Short task → Which lines of the records contain "развития"? Collect every one of them.

Data records:
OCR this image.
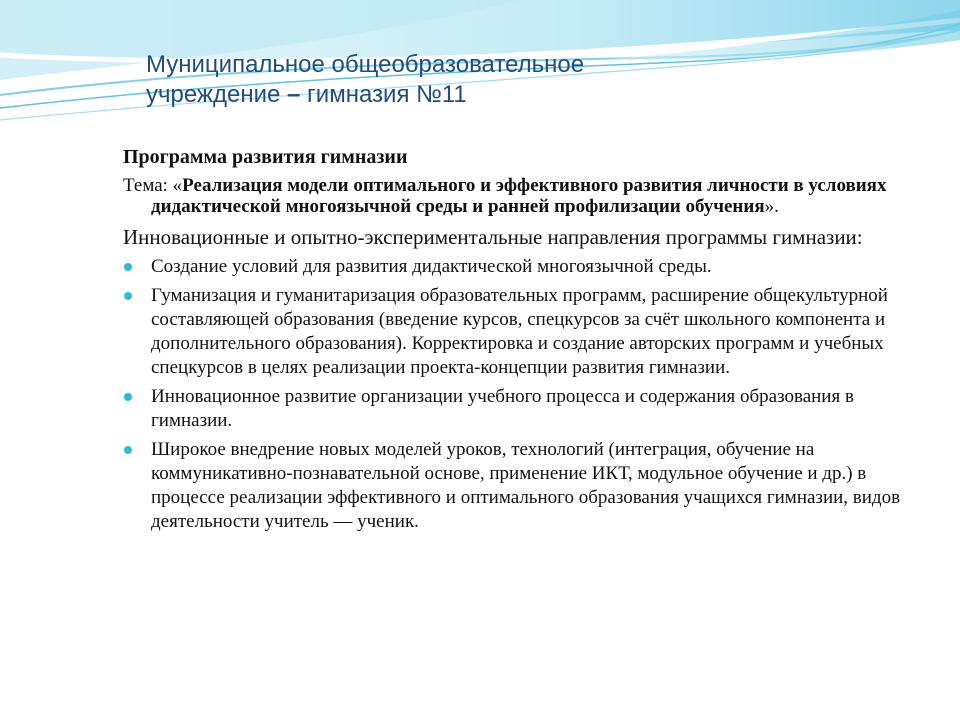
Муниципальное общеобразовательное
учреждение – гимназия №11

Программа развития гимназии

Тема: «Реализация модели оптимального и эффективного развития личности в условиях дидактической многоязычной среды и ранней профилизации обучения».

Инновационные и опытно-экспериментальные направления программы гимназии:

Создание условий для развития дидактической многоязычной среды.
Гуманизация и гуманитаризация образовательных программ, расширение общекультурной составляющей образования (введение курсов, спецкурсов за счёт школьного компонента и дополнительного образования). Корректировка и создание авторских программ и учебных спецкурсов в целях реализации проекта-концепции развития гимназии.
Инновационное развитие организации учебного процесса и содержания образования в гимназии.
Широкое внедрение новых моделей уроков, технологий (интеграция, обучение на коммуникативно-познавательной основе, применение ИКТ, модульное обучение и др.) в процессе реализации эффективного и оптимального образования учащихся гимназии, видов деятельности учитель — ученик.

Expected answer →
Программа развития гимназии
Тема: «Реализация модели оптимального и эффективного развития личности в условиях дидактической многоязычной среды и ранней профилизации обучения».
Создание условий для развития дидактической многоязычной среды.
Гуманизация и гуманитаризация образовательных программ, расширение общекультурной составляющей образования (введение курсов, спецкурсов за счёт школьного компонента и дополнительного образования). Корректировка и создание авторских программ и учебных спецкурсов в целях реализации проекта-концепции развития гимназии.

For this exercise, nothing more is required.